THE PROBLEM: Wherever a line holds the word "DAMIP", copy that line out.
------ DATA TO USE ------
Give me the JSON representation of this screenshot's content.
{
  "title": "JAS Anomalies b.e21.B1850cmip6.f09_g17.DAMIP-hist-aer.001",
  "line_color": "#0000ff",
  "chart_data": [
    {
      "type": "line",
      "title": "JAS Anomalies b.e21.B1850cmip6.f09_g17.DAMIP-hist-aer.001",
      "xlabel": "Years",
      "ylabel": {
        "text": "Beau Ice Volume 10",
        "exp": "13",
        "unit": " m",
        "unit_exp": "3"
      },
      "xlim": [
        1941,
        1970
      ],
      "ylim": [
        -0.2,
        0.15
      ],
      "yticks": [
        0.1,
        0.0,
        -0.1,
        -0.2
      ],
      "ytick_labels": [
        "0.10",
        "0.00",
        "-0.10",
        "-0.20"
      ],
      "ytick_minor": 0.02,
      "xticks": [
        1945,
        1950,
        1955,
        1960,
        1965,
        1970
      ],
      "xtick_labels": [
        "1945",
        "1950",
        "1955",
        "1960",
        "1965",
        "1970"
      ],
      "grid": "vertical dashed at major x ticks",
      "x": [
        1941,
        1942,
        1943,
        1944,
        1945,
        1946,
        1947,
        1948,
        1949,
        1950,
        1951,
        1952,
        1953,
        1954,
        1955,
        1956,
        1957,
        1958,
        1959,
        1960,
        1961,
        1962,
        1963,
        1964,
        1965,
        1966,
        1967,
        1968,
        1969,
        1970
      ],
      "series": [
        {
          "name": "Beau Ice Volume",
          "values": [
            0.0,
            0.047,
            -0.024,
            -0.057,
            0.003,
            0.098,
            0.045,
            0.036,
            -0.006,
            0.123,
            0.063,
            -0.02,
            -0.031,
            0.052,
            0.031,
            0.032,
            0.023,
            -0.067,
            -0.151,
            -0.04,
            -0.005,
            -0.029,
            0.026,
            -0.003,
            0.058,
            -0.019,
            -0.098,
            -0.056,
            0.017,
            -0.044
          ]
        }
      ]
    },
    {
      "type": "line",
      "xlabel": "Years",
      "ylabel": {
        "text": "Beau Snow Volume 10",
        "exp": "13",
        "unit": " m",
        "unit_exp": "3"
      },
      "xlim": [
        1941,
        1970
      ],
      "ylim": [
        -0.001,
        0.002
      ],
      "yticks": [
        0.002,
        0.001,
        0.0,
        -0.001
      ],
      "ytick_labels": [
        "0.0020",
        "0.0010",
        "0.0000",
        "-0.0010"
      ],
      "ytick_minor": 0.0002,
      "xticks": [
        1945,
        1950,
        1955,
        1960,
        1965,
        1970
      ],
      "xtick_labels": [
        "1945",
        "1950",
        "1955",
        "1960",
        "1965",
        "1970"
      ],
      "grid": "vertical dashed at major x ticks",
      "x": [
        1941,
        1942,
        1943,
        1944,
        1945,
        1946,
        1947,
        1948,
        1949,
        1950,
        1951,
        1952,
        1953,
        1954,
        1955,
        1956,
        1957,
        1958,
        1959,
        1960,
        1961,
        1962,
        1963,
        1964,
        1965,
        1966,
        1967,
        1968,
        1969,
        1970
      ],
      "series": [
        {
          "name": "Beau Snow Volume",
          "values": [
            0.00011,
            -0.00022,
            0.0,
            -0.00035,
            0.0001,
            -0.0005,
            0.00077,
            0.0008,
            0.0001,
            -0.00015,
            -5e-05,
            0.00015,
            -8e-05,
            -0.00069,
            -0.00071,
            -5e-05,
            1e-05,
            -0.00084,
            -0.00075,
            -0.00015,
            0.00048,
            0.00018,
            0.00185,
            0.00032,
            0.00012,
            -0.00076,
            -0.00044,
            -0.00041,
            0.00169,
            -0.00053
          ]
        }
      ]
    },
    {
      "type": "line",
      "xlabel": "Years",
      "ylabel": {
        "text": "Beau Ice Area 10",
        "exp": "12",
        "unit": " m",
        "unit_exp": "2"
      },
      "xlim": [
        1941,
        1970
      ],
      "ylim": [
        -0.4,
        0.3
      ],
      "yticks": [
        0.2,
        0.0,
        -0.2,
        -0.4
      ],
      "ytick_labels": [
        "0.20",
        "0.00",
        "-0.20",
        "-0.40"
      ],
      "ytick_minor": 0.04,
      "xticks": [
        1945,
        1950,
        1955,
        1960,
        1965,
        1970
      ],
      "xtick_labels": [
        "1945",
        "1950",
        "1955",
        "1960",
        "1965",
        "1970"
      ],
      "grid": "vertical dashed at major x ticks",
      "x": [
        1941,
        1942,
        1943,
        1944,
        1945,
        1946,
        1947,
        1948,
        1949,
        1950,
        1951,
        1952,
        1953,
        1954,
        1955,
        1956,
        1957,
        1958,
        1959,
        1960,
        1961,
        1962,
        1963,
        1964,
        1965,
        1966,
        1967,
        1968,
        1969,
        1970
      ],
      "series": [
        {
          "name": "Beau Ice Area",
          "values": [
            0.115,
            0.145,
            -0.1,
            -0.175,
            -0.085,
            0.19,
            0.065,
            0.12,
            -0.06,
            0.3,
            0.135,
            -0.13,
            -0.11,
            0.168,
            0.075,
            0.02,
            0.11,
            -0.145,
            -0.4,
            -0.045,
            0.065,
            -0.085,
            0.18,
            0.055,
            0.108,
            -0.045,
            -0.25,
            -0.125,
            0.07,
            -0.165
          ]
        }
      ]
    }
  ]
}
------
RESPONSE TO THE EXERCISE:
  "title": "JAS Anomalies b.e21.B1850cmip6.f09_g17.DAMIP-hist-aer.001",
      "title": "JAS Anomalies b.e21.B1850cmip6.f09_g17.DAMIP-hist-aer.001",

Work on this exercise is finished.